::: Extracted material
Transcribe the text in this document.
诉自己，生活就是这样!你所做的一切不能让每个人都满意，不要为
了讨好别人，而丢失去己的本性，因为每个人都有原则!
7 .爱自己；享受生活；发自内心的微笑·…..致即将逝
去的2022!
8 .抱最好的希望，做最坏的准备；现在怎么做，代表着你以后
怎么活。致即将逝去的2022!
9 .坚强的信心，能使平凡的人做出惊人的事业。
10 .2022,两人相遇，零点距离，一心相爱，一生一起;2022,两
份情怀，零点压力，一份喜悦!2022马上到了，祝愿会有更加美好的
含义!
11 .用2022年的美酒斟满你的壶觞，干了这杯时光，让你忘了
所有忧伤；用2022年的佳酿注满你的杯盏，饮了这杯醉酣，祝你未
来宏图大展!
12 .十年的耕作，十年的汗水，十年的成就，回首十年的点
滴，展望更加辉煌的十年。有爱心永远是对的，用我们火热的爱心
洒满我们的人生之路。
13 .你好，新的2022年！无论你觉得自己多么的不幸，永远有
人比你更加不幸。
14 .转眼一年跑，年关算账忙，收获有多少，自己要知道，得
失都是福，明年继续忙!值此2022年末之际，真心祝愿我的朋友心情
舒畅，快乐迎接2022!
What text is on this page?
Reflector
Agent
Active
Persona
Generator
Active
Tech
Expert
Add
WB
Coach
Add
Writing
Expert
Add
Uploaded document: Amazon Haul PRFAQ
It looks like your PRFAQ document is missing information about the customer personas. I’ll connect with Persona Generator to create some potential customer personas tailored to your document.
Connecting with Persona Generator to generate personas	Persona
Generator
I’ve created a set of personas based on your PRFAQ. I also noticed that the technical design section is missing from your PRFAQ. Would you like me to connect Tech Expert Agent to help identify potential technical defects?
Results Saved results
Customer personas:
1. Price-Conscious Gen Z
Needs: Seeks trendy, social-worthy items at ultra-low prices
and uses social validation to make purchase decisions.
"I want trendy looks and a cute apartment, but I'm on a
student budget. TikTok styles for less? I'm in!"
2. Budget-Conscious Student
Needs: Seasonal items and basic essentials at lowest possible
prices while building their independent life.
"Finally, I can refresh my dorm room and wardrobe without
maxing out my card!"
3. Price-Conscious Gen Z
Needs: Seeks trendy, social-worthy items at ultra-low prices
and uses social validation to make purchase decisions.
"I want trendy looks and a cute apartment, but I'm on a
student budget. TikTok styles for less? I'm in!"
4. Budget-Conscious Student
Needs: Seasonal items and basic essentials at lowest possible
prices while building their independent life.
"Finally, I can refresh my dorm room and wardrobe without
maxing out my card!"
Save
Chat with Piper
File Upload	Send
::::::
::: Extracted material
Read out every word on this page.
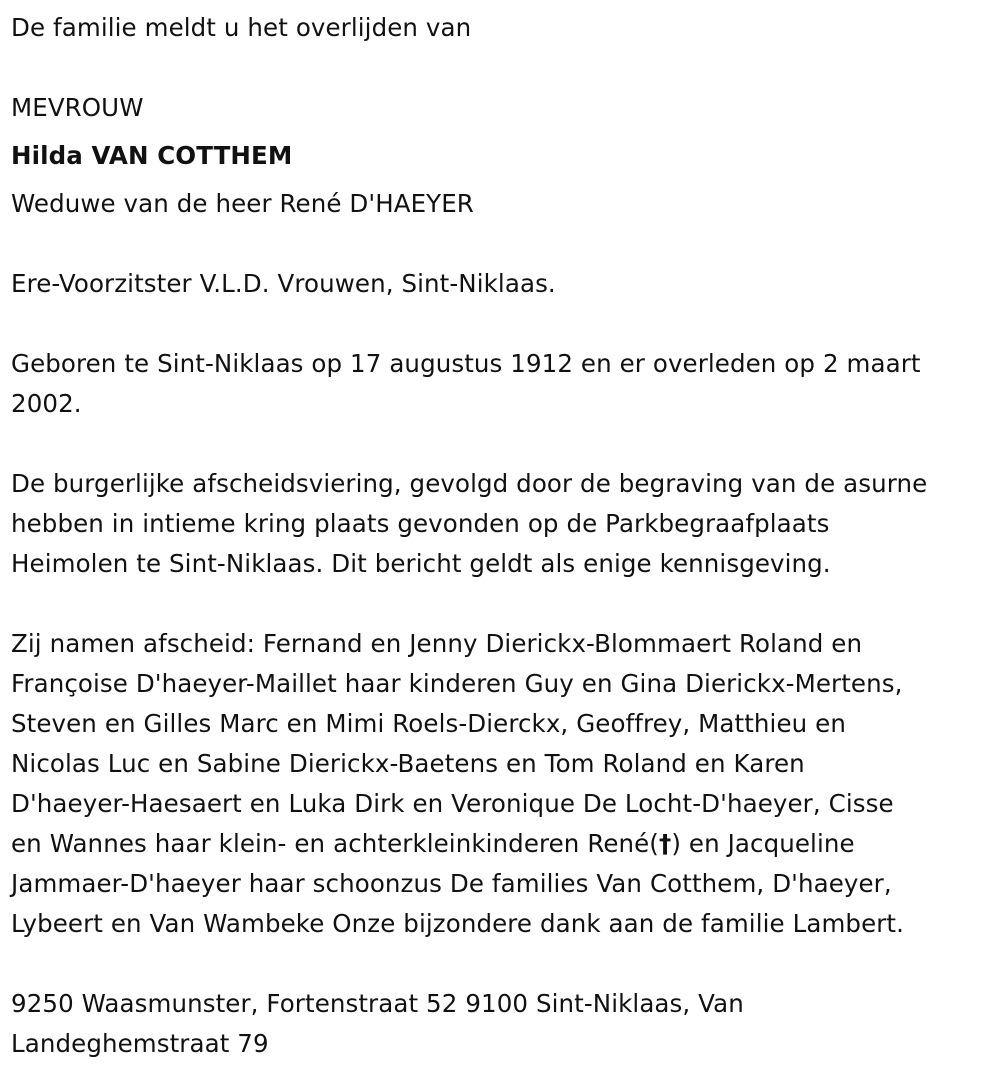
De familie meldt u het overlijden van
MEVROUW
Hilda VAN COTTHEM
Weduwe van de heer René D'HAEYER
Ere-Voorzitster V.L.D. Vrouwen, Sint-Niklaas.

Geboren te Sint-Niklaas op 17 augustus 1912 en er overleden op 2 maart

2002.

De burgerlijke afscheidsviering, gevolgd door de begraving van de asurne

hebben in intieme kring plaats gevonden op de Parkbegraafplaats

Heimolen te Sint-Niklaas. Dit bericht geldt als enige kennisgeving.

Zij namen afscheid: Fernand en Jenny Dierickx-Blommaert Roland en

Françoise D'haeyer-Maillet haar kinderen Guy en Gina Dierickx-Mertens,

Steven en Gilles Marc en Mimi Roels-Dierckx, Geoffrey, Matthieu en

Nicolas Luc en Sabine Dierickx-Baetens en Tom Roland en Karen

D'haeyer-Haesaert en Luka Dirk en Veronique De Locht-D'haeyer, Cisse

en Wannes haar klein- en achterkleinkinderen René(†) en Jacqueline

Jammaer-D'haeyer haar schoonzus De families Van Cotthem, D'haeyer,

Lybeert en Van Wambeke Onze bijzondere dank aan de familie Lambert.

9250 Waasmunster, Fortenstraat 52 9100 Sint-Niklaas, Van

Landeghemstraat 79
::::::
::: Extracted material
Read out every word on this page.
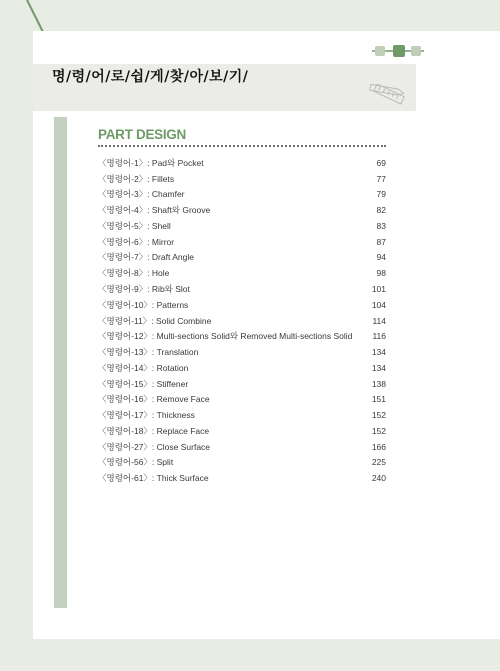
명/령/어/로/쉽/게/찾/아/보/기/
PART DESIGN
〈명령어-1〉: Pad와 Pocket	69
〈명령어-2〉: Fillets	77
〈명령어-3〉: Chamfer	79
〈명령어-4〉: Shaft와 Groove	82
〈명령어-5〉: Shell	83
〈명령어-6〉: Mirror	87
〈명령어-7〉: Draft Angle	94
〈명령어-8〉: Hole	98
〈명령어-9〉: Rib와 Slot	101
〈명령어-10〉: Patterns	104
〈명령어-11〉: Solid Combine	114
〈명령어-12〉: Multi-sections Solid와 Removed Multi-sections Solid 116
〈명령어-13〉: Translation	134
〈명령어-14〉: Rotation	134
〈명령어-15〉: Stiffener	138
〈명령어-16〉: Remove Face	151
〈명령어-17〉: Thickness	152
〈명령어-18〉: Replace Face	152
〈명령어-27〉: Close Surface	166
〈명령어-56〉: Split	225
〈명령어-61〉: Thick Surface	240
::::::
Check every line for "Tech" and show the ones that have it.

Tech
I’ve created a set of personas based on your PRFAQ. I also noticed that the technical design section is missing from your PRFAQ. Would you like me to connect Tech Expert Agent to help identify potential technical defects?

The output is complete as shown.